### What to do
Copy out the entries below in full and exactly.

### Entries
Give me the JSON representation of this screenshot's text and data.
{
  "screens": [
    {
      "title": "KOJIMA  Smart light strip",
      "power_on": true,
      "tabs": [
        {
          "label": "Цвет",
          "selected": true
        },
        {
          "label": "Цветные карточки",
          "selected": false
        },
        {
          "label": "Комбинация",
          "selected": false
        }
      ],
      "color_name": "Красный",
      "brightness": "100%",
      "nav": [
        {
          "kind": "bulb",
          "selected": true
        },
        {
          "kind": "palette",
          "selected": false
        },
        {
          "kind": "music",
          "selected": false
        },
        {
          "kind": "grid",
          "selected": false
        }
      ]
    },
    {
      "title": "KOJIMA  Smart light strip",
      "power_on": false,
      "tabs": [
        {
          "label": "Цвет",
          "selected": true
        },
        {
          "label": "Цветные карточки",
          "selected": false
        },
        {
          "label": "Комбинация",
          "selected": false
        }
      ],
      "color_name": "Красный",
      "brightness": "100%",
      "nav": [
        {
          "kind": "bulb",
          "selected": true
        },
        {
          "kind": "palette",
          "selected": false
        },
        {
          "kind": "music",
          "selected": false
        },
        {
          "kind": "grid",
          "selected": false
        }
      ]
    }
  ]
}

### Worked solution
Give me the JSON representation of this screenshot's text and data.
{
  "screens": [
    {
      "title": "KOJIMA  Smart light strip",
      "power_on": true,
      "tabs": [
        {
          "label": "Цвет",
          "selected": true
        },
        {
          "label": "Цветные карточки",
          "selected": false
        },
        {
          "label": "Комбинация",
          "selected": false
        }
      ],
      "color_name": "Красный",
      "brightness": "100%",
      "nav": [
        {
          "kind": "bulb",
          "selected": true
        },
        {
          "kind": "palette",
          "selected": false
        },
        {
          "kind": "music",
          "selected": false
        },
        {
          "kind": "grid",
          "selected": false
        }
      ]
    },
    {
      "title": "KOJIMA  Smart light strip",
      "power_on": false,
      "tabs": [
        {
          "label": "Цвет",
          "selected": true
        },
        {
          "label": "Цветные карточки",
          "selected": false
        },
        {
          "label": "Комбинация",
          "selected": false
        }
      ],
      "color_name": "Красный",
      "brightness": "100%",
      "nav": [
        {
          "kind": "bulb",
          "selected": true
        },
        {
          "kind": "palette",
          "selected": false
        },
        {
          "kind": "music",
          "selected": false
        },
        {
          "kind": "grid",
          "selected": false
        }
      ]
    }
  ]
}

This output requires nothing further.